# Strip/stockpile Topsoil-site



## Miguelillo 87

¡¿¡Porqué tantos técnisismos Dios mio!?!

¿Qué quiere decir STRIP/STOCKPILE TOPSOIL-SITE?

Mi pobre y raquitico intento: ?/Reservas de (alguan rara sustancia que se encuentra n el suelo que no sé como se lllama) en la obra.

Como verán necesito ¡Ayuda!
Mil Gracias a todos.


----------



## frida-nc

Es una de las feas aglomeraciones de palabras que hacemos en ingles para ahorrar tiempo.  Podemos "separarlas suavemente" (tease them apart) como dice Txiri en otro hilo.  La sustancia no es nada rara.
Creo que se trata de un sitio para reservas de suelo de superficie  (site for the stockpile of topsoil) que ha sido quitado de la capa de un terreno (stripped) a propósito para reservarlo antes de un proyecto de construcción.  En algunas areas es ilegal malgastar este tipo de suelo, porque sirve mejor que nada para la agricultura.
Espero haber ayudado.  Por favor, pregunta más si no.
Saludos.


----------



## rholt

STRIP/STOCKPILE TOPSOIL-SITE?
-> the stockpile of topsoil stripped from the site...


----------



## Miguelillo 87

frida-nc said:
			
		

> Es una de las feas aglomeraciones de palabras que hacemos en ingles para ahorrar tiempo. Podemos "separarlas suavemente" (tease them apart) como dice Txiri en otro hilo. La sustancia no es nada rara.
> Creo que se trata de un sitio para reservas de suelo de superficie (site for the stockpile of topsoil) que ha sido quitado de la capa de un terreno (stripped) a propósito para reservarlo antes de un proyecto de construcción. En algunas areas es ilegal malgastar este tipo de suelo, porque sirve mejor que nada para la agricultura.
> Espero haber ayudado. Por favor, pregunta más si no.
> Saludos.


Y cómo lo traducirias "Remoción del Suelo fertil" o sin fertil se escucha mejor


----------



## frida-nc

Hola Miguelillo,
Puesto que suponemos que sea fertil, pero no lo sabemos, yo diria (y favor de decirme si no suena bien) "Remoción y Almacenaje (o Reserva?) del Suelo de Superficie."
Espero que te sirva.
frida


----------



## Miguelillo 87

Podría ser.- 
 Remoción y Almacenaje del Suelo Superficial.

= TU TAREA =
Sigue escribiendo el hilo del foro sobre cómo traducir «strip/stockpile topsoil-site» a partir de donde se queda. Los datos no tienen nada que ver con esto.

= DATOS =

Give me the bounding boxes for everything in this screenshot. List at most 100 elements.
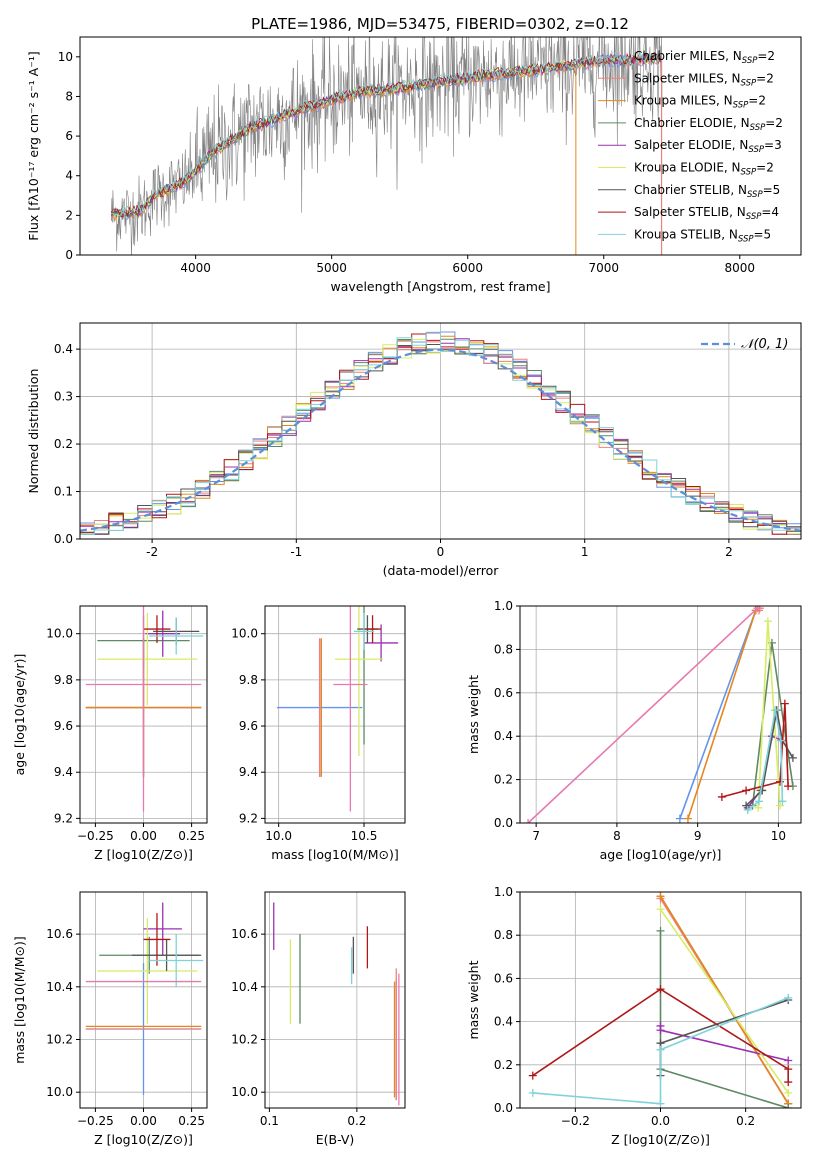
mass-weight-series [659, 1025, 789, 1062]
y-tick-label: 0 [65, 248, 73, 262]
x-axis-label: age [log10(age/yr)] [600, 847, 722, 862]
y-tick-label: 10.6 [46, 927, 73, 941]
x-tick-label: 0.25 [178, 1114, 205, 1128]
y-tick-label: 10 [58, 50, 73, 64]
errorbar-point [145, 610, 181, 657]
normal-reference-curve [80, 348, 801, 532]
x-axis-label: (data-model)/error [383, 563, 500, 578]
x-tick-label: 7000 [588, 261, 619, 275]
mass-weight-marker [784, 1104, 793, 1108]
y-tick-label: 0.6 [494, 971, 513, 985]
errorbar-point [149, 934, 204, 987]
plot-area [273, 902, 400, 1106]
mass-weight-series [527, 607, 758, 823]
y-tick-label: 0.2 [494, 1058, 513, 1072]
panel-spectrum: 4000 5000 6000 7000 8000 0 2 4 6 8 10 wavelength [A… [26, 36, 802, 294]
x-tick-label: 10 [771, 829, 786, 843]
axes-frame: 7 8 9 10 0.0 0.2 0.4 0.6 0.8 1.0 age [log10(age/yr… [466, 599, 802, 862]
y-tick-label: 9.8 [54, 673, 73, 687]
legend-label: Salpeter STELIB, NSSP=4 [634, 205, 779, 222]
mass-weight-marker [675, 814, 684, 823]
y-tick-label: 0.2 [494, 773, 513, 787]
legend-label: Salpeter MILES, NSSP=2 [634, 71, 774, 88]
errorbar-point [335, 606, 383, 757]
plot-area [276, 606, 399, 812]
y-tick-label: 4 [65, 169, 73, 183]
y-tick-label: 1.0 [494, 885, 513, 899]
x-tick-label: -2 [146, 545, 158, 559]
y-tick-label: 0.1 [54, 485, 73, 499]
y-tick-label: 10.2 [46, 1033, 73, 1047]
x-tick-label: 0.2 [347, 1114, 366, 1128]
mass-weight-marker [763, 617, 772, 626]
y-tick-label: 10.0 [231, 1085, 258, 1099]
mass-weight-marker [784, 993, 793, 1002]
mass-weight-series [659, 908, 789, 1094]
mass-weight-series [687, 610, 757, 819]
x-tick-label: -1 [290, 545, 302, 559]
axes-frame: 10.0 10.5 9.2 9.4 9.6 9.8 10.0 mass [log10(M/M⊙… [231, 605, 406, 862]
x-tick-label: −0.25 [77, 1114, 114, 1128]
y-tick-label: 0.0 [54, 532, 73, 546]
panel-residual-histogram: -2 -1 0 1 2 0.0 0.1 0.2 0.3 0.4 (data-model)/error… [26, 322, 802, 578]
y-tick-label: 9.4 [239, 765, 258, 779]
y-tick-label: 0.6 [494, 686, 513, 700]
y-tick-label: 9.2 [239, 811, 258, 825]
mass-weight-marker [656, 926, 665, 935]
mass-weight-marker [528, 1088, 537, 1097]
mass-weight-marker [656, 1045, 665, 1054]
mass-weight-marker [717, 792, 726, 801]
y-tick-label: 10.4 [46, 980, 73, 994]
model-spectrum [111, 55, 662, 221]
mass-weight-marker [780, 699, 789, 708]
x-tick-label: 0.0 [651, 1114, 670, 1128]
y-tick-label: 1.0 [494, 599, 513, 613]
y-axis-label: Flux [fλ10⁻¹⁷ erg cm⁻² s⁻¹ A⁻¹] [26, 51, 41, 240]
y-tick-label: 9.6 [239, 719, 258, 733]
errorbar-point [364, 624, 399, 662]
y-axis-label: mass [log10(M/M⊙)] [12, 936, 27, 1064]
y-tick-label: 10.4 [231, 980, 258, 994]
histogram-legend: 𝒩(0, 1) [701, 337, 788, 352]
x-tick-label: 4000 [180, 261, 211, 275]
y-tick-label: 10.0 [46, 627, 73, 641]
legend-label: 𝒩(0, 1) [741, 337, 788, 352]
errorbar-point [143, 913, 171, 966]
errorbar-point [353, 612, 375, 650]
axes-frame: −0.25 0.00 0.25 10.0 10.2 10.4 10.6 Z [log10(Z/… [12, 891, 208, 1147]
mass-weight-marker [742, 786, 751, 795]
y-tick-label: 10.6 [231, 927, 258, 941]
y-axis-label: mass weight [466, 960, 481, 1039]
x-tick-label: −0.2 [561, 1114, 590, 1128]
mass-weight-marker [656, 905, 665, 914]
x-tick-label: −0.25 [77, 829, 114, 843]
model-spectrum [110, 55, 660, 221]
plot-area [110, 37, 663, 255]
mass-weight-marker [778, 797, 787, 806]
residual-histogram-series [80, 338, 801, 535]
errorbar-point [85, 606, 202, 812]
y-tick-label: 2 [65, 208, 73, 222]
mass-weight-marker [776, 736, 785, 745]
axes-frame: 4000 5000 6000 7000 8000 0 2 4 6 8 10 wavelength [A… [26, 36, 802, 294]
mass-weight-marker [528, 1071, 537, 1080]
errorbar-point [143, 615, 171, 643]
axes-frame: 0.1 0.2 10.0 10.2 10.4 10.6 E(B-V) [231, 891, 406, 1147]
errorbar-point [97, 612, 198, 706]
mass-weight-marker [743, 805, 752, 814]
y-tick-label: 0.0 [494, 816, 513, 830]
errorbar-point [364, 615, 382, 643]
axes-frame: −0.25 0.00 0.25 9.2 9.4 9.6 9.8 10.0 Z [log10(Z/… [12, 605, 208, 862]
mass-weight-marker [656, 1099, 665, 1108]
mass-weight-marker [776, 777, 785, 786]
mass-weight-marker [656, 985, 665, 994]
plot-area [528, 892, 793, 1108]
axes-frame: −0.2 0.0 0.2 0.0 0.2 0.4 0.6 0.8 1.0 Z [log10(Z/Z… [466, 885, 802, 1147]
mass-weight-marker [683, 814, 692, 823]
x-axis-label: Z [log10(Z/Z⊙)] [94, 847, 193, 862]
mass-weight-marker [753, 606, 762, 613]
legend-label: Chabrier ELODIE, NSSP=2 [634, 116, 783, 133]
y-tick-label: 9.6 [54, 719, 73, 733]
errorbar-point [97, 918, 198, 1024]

==

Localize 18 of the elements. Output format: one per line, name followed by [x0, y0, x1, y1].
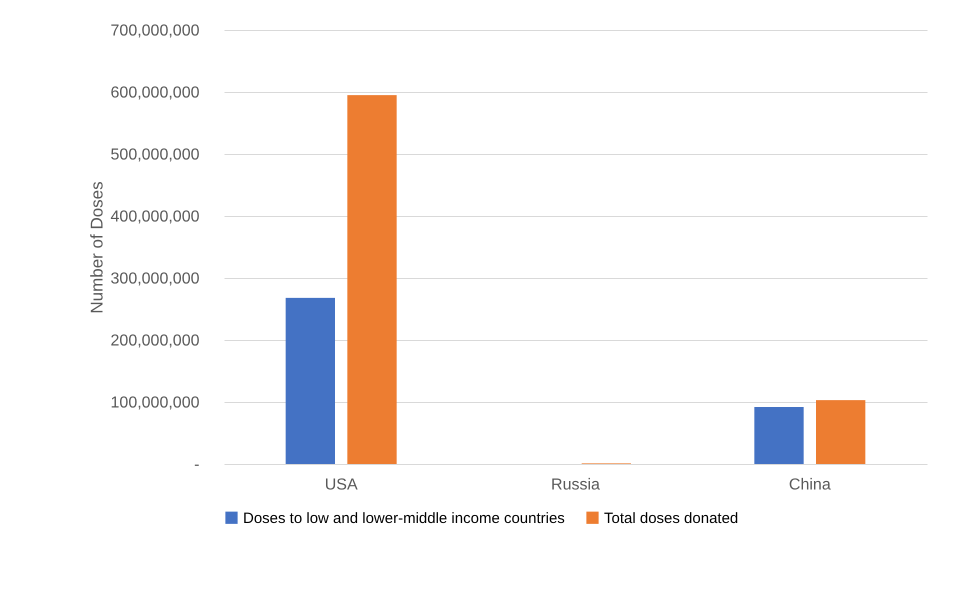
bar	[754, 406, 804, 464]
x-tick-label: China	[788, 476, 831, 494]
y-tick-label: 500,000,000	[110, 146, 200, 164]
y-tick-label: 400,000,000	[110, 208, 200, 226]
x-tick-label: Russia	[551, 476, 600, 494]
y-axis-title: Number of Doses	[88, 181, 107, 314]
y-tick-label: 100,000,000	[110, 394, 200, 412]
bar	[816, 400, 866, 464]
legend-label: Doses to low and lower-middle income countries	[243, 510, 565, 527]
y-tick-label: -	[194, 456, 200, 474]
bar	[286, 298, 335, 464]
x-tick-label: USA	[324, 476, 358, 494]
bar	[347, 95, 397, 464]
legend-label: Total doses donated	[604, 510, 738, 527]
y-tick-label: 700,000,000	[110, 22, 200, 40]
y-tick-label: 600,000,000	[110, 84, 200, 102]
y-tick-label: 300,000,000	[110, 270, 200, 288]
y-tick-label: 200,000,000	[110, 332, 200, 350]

= RESPUESTA =
Opiniones se aceptan aunque para mí, a si suena bien . ¿No Frida?


----------



## frida-nc

Sí, para mí tambien, suena perfecto.


----------



## Peruvian lady

frida-nc said:


> Sí, para mí tambien, suena perfecto.



Hola a todos!

Topsoil se conoce como suelo orgánico.


----------



## vicdark

Estoy en desacuerdo con Peruvian Lady. Por definición suelo orgánico o mantillo es el que contiene un alto porcentaje de materia orgánica, y ese no es el caso de la mayoría de los suelos. Por ejemplo, los suelos desérticos no contienen ninguna materia orgánica. 

En mi opinion _top soil _es la *capa u horizonte superficial del suelo*.


----------



## Kuota

Hola:
 
En la ingeniería en España (PG-3) se usa la terminología "Tierra Vegetal" para referir a “topsoil”.
 
Un saludo


----------



## vicdark

En sentido agronómico tierra vegetal, mantillo y suelo orgánico son sinónimos.

Como la consulta original es sobre movimiento de tierras, creo que suelo superficial es lo adecuado.

Just my 2 centavos.


----------



## frida-nc

Pues creo que todo el mundo aquí está en lo correcto.
Es cuestión del énfasis que se quiere dar, porque el suelo se remueve (strip) y además se reserva (stockpile) en la medida en que sea útil por contener los productos de la descomposición de los restos orgánicos.

"Topsoil" es normalmente un suelo orgánico, vegetal, y fértil, sí. Hay muchos términos ingleses para las calidades de fertilidad y composición orgánica, además de "topsoil," pero creo que todos términos--fértil, orgánico, vegetal, superficial-- son válidos en el ejemplo, y encontrarán muchos ejemplos más de cada uno en internet.
Saludos.


----------



## spidey1

Esto se escribe de mejor maner en Inglés "Site's Topsoil Stockpile Area" y quiere decir "Área de Acopio del (Material de) Descapote de la Obra". El "descapote" o "stripped topsoil" es la cubierta vegetal de unos 15 cm de espesor que se corta en el proyecto de manera previa a las Actividades de Movimiento de Tierra u otras.


----------



## frida-nc

*Strip / Stockpile Topsoil Site *y *Site's Topsoil Stockpile Area* implican significados levemente distintos.

La primera versión no necesita ser de una sola obra, sino que puede almacener el suelo superficial de varias obras, o de terrenos aun si no son obras de construcción; la segunda en cambio, una sola obra, probablemente de construcción.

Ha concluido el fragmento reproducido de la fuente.